Entries for boxed elements:
__________

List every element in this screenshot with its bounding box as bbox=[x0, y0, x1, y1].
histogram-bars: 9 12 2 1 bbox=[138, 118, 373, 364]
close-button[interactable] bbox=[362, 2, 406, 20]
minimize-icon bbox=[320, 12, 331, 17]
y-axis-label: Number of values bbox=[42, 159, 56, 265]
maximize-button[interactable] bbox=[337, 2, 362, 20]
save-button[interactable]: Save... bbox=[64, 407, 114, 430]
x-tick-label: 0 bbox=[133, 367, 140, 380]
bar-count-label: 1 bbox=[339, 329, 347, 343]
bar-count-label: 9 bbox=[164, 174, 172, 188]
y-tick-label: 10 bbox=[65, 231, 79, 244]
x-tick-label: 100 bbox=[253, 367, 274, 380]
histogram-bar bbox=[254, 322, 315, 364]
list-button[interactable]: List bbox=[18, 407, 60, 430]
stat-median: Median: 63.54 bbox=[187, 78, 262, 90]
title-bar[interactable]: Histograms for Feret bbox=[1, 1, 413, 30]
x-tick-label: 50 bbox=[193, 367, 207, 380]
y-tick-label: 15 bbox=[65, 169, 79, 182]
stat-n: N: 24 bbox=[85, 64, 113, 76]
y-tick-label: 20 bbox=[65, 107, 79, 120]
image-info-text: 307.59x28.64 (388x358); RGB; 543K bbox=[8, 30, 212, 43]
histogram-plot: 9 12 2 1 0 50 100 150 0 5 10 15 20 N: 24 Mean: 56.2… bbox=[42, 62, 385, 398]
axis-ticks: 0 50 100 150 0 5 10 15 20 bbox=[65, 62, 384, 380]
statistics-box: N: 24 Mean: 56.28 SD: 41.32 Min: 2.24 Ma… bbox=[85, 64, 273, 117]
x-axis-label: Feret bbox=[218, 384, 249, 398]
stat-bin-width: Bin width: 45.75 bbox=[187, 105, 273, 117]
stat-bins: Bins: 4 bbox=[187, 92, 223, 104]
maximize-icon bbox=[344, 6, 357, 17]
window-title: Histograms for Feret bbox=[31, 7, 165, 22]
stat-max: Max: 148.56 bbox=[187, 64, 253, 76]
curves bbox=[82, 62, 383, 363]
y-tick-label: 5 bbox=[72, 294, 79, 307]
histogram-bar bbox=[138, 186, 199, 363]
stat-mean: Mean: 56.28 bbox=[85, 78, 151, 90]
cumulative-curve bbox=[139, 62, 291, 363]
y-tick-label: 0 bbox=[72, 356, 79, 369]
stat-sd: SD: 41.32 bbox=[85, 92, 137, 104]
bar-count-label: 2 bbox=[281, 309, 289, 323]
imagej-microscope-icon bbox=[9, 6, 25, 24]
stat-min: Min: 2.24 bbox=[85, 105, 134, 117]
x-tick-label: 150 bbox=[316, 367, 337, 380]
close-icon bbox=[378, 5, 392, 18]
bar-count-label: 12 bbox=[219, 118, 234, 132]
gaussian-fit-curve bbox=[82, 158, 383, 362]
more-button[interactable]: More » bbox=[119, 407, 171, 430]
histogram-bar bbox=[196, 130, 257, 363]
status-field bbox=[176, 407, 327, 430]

__________

Reproduce every line of the items above without changing anything.

List every element in this screenshot with its bounding box as bbox=[x0, y0, x1, y1].
histogram-bars: 9 12 2 1 bbox=[138, 118, 373, 364]
close-button[interactable] bbox=[362, 2, 406, 20]
minimize-icon bbox=[320, 12, 331, 17]
y-axis-label: Number of values bbox=[42, 159, 56, 265]
maximize-button[interactable] bbox=[337, 2, 362, 20]
save-button[interactable]: Save... bbox=[64, 407, 114, 430]
x-tick-label: 0 bbox=[133, 367, 140, 380]
bar-count-label: 1 bbox=[339, 329, 347, 343]
bar-count-label: 9 bbox=[164, 174, 172, 188]
y-tick-label: 10 bbox=[65, 231, 79, 244]
x-tick-label: 100 bbox=[253, 367, 274, 380]
histogram-bar bbox=[254, 322, 315, 364]
list-button[interactable]: List bbox=[18, 407, 60, 430]
stat-median: Median: 63.54 bbox=[187, 78, 262, 90]
title-bar[interactable]: Histograms for Feret bbox=[1, 1, 413, 30]
x-tick-label: 50 bbox=[193, 367, 207, 380]
y-tick-label: 15 bbox=[65, 169, 79, 182]
stat-n: N: 24 bbox=[85, 64, 113, 76]
y-tick-label: 20 bbox=[65, 107, 79, 120]
image-info-text: 307.59x28.64 (388x358); RGB; 543K bbox=[8, 30, 212, 43]
histogram-plot: 9 12 2 1 0 50 100 150 0 5 10 15 20 N: 24 Mean: 56.2… bbox=[42, 62, 385, 398]
axis-ticks: 0 50 100 150 0 5 10 15 20 bbox=[65, 62, 384, 380]
statistics-box: N: 24 Mean: 56.28 SD: 41.32 Min: 2.24 Ma… bbox=[85, 64, 273, 117]
x-axis-label: Feret bbox=[218, 384, 249, 398]
stat-bin-width: Bin width: 45.75 bbox=[187, 105, 273, 117]
stat-bins: Bins: 4 bbox=[187, 92, 223, 104]
maximize-icon bbox=[344, 6, 357, 17]
window-title: Histograms for Feret bbox=[31, 7, 165, 22]
stat-max: Max: 148.56 bbox=[187, 64, 253, 76]
curves bbox=[82, 62, 383, 363]
y-tick-label: 5 bbox=[72, 294, 79, 307]
histogram-bar bbox=[138, 186, 199, 363]
stat-mean: Mean: 56.28 bbox=[85, 78, 151, 90]
cumulative-curve bbox=[139, 62, 291, 363]
y-tick-label: 0 bbox=[72, 356, 79, 369]
stat-sd: SD: 41.32 bbox=[85, 92, 137, 104]
bar-count-label: 2 bbox=[281, 309, 289, 323]
imagej-microscope-icon bbox=[9, 6, 25, 24]
stat-min: Min: 2.24 bbox=[85, 105, 134, 117]
x-tick-label: 150 bbox=[316, 367, 337, 380]
close-icon bbox=[378, 5, 392, 18]
bar-count-label: 12 bbox=[219, 118, 234, 132]
gaussian-fit-curve bbox=[82, 158, 383, 362]
more-button[interactable]: More » bbox=[119, 407, 171, 430]
histogram-bar bbox=[196, 130, 257, 363]
status-field bbox=[176, 407, 327, 430]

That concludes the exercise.